• _What is needed_
From the entries below, list each line with "screenshot".

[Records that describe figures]
------------

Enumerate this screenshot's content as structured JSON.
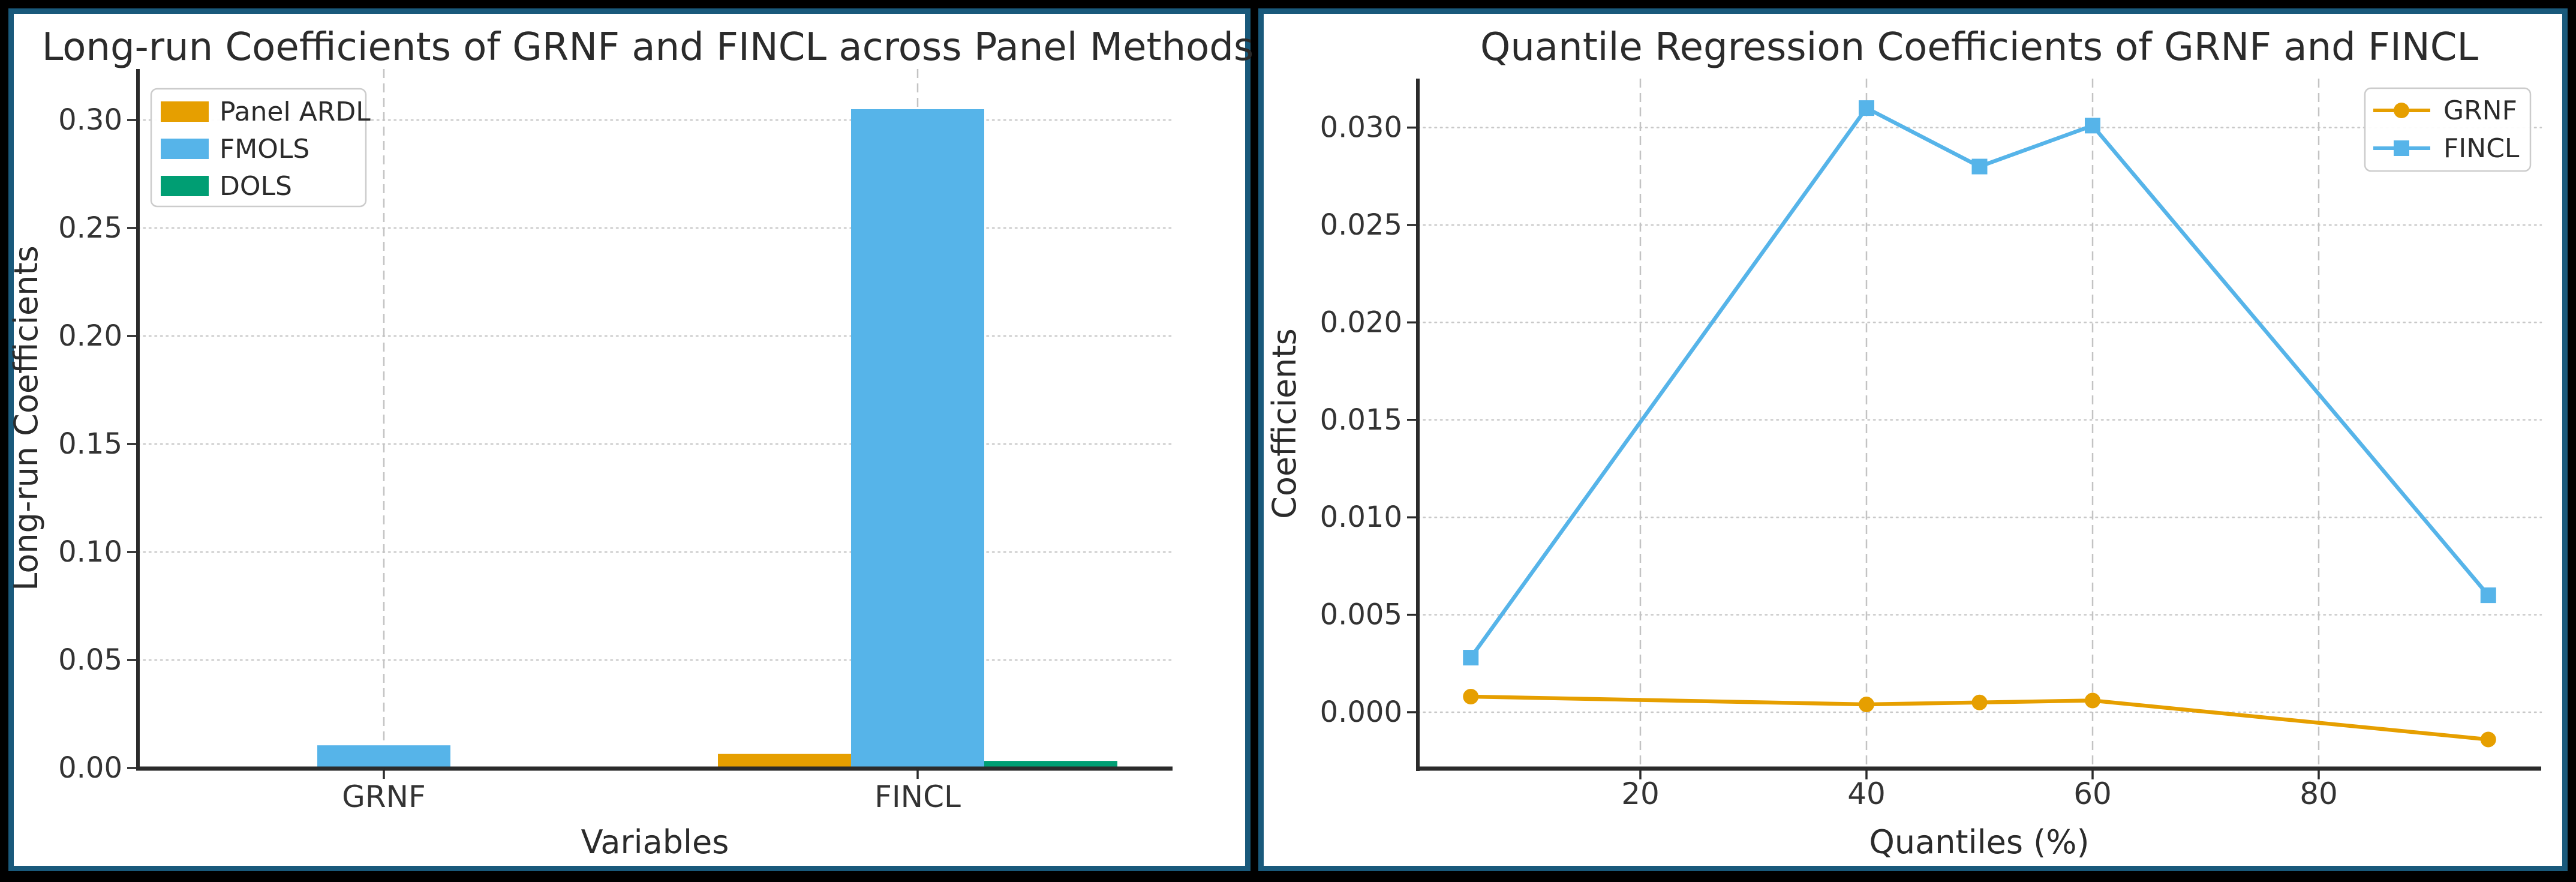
{
  "figure": {
    "background_color": "#000000",
    "panel_border_color": "#19597b",
    "panel_background": "#ffffff",
    "grid_color": "#c9c9c9",
    "spine_color": "#2b2b2b",
    "text_color": "#2b2b2b"
  },
  "chart_data": [
    {
      "type": "bar",
      "title": "Long-run Coefficients of GRNF and FINCL across Panel Methods",
      "xlabel": "Variables",
      "ylabel": "Long-run Coefficients",
      "categories": [
        "GRNF",
        "FINCL"
      ],
      "series": [
        {
          "name": "Panel ARDL",
          "color": "#E69F00",
          "values": [
            0.0005,
            0.0065
          ]
        },
        {
          "name": "FMOLS",
          "color": "#56B4E9",
          "values": [
            0.0105,
            0.305
          ]
        },
        {
          "name": "DOLS",
          "color": "#009E73",
          "values": [
            0.0003,
            0.0033
          ]
        }
      ],
      "yticks": [
        0.0,
        0.05,
        0.1,
        0.15,
        0.2,
        0.25,
        0.3
      ],
      "ytick_labels": [
        "0.00",
        "0.05",
        "0.10",
        "0.15",
        "0.20",
        "0.25",
        "0.30"
      ],
      "ylim": [
        0,
        0.3236
      ],
      "grid": "horizontal dotted at y ticks, vertical dashed at category centers",
      "legend_position": "upper left"
    },
    {
      "type": "line",
      "title": "Quantile Regression Coefficients of GRNF and FINCL",
      "xlabel": "Quantiles (%)",
      "ylabel": "Coefficients",
      "x": [
        5,
        40,
        50,
        60,
        95
      ],
      "series": [
        {
          "name": "GRNF",
          "color": "#E69F00",
          "marker": "circle",
          "values": [
            0.0008,
            0.0004,
            0.0005,
            0.0006,
            -0.0014
          ]
        },
        {
          "name": "FINCL",
          "color": "#56B4E9",
          "marker": "square",
          "values": [
            0.0028,
            0.031,
            0.028,
            0.0301,
            0.006
          ]
        }
      ],
      "xticks": [
        20,
        40,
        60,
        80
      ],
      "xtick_labels": [
        "20",
        "40",
        "60",
        "80"
      ],
      "yticks": [
        0.0,
        0.005,
        0.01,
        0.015,
        0.02,
        0.025,
        0.03
      ],
      "ytick_labels": [
        "0.000",
        "0.005",
        "0.010",
        "0.015",
        "0.020",
        "0.025",
        "0.030"
      ],
      "xlim": [
        0.3,
        99.7
      ],
      "ylim": [
        -0.0029,
        0.0325
      ],
      "grid": "horizontal dotted at y ticks, vertical dashed at x ticks",
      "legend_position": "upper right"
    }
  ]
}
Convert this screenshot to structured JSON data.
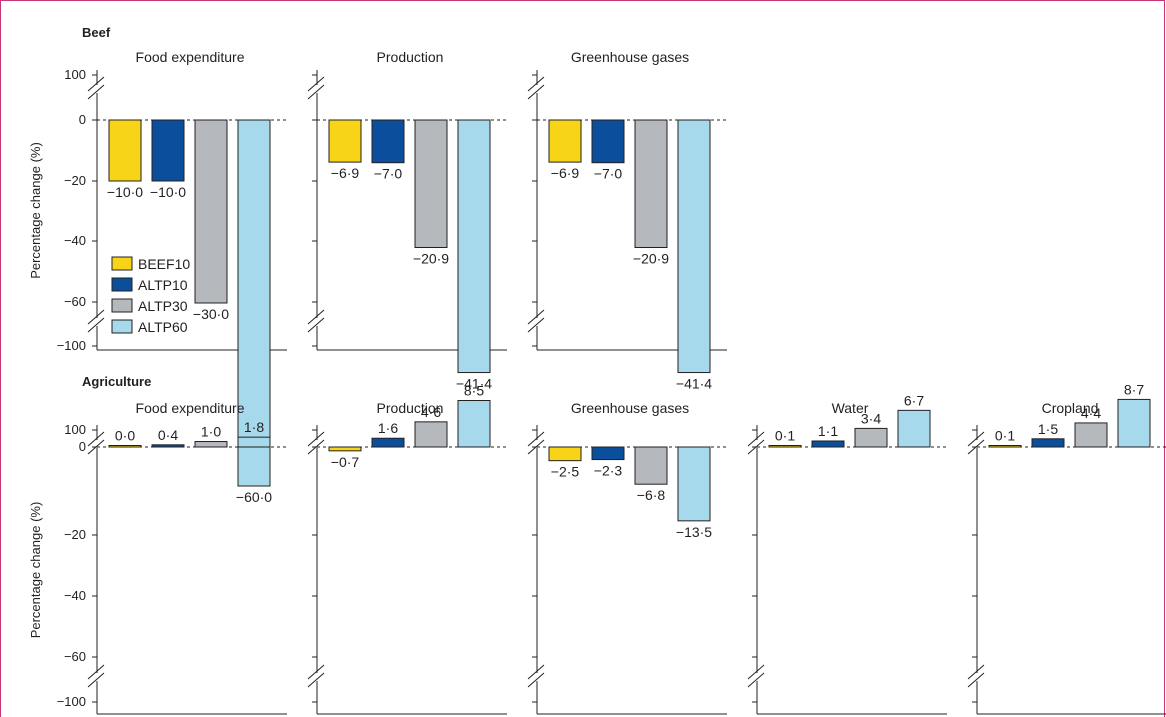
{
  "colors": {
    "BEEF10": "#f7d417",
    "ALTP10": "#0b4f9c",
    "ALTP30": "#b5b8bd",
    "ALTP60": "#a6d9ec",
    "border": "#c8357a"
  },
  "legend": [
    "BEEF10",
    "ALTP10",
    "ALTP30",
    "ALTP60"
  ],
  "y_axis": {
    "label": "Percentage change (%)",
    "ticks": [
      "100",
      "0",
      "-20",
      "-40",
      "-60",
      "-100"
    ]
  },
  "chart_data": [
    {
      "section": "Beef",
      "type": "bar",
      "panels": [
        {
          "title": "Food expenditure",
          "series": [
            "BEEF10",
            "ALTP10",
            "ALTP30",
            "ALTP60"
          ],
          "values": [
            -10.0,
            -10.0,
            -30.0,
            -60.0
          ],
          "labels": [
            "−10·0",
            "−10·0",
            "−30·0",
            "−60·0"
          ]
        },
        {
          "title": "Production",
          "series": [
            "BEEF10",
            "ALTP10",
            "ALTP30",
            "ALTP60"
          ],
          "values": [
            -6.9,
            -7.0,
            -20.9,
            -41.4
          ],
          "labels": [
            "−6·9",
            "−7·0",
            "−20·9",
            "−41·4"
          ]
        },
        {
          "title": "Greenhouse gases",
          "series": [
            "BEEF10",
            "ALTP10",
            "ALTP30",
            "ALTP60"
          ],
          "values": [
            -6.9,
            -7.0,
            -20.9,
            -41.4
          ],
          "labels": [
            "−6·9",
            "−7·0",
            "−20·9",
            "−41·4"
          ]
        }
      ],
      "ylim": [
        -100,
        100
      ]
    },
    {
      "section": "Agriculture",
      "type": "bar",
      "panels": [
        {
          "title": "Food expenditure",
          "series": [
            "BEEF10",
            "ALTP10",
            "ALTP30",
            "ALTP60"
          ],
          "values": [
            0.0,
            0.4,
            1.0,
            1.8
          ],
          "labels": [
            "0·0",
            "0·4",
            "1·0",
            "1·8"
          ]
        },
        {
          "title": "Production",
          "series": [
            "BEEF10",
            "ALTP10",
            "ALTP30",
            "ALTP60"
          ],
          "values": [
            -0.7,
            1.6,
            4.6,
            8.5
          ],
          "labels": [
            "−0·7",
            "1·6",
            "4·6",
            "8·5"
          ]
        },
        {
          "title": "Greenhouse gases",
          "series": [
            "BEEF10",
            "ALTP10",
            "ALTP30",
            "ALTP60"
          ],
          "values": [
            -2.5,
            -2.3,
            -6.8,
            -13.5
          ],
          "labels": [
            "−2·5",
            "−2·3",
            "−6·8",
            "−13·5"
          ]
        },
        {
          "title": "Water",
          "series": [
            "BEEF10",
            "ALTP10",
            "ALTP30",
            "ALTP60"
          ],
          "values": [
            0.1,
            1.1,
            3.4,
            6.7
          ],
          "labels": [
            "0·1",
            "1·1",
            "3·4",
            "6·7"
          ]
        },
        {
          "title": "Cropland",
          "series": [
            "BEEF10",
            "ALTP10",
            "ALTP30",
            "ALTP60"
          ],
          "values": [
            0.1,
            1.5,
            4.4,
            8.7
          ],
          "labels": [
            "0·1",
            "1·5",
            "4·4",
            "8·7"
          ]
        }
      ],
      "ylim": [
        -100,
        100
      ]
    }
  ]
}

------------

• _Full response_
Enumerate this screenshot's content as structured JSON.
Convert this screenshot to structured JSON data.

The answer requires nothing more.